WHAT TO WORK ON
Filter the listing below, copying every line in which the word "небажаному" appears.

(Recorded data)
*-*-*
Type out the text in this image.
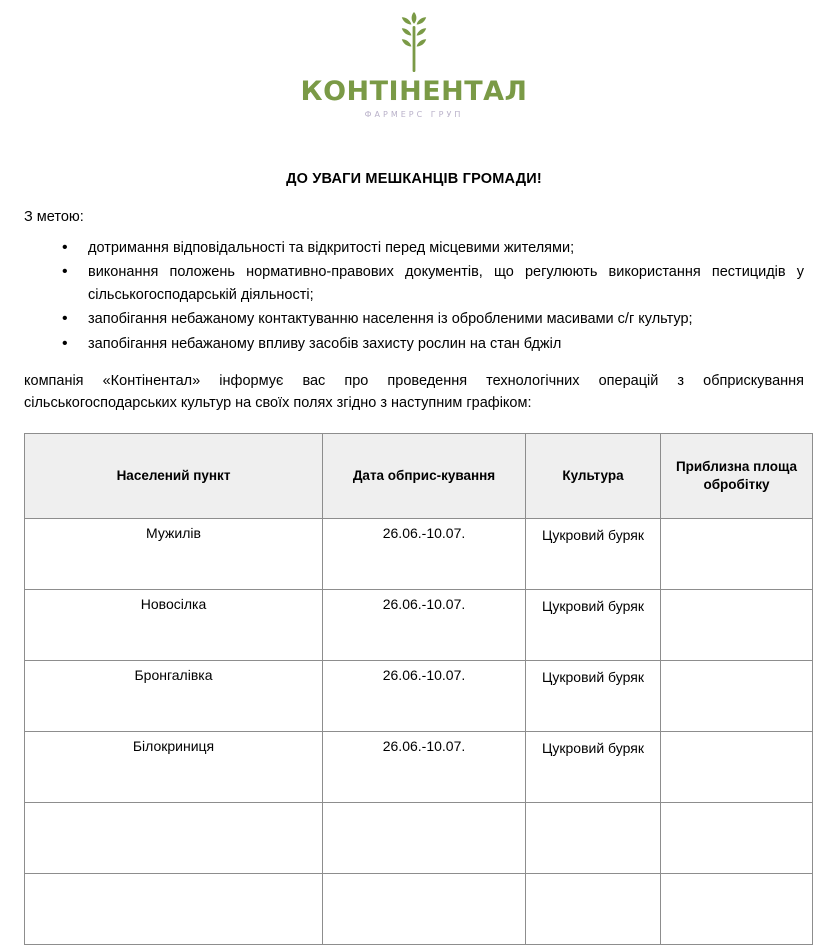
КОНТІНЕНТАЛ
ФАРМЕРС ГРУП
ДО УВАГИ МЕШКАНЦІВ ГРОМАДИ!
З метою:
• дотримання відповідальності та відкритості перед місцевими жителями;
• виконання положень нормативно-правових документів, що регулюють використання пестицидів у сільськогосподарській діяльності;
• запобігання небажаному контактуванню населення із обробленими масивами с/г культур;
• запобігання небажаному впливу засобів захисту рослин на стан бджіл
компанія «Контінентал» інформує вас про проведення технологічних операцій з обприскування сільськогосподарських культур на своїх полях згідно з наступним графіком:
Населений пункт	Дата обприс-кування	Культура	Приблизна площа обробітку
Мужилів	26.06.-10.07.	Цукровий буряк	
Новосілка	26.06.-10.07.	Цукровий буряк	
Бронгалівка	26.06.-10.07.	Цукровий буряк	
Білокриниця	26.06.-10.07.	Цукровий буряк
*-*-*
TASK ANSWER
• запобігання небажаному контактуванню населення із обробленими масивами с/г культур;
• запобігання небажаному впливу засобів захисту рослин на стан бджіл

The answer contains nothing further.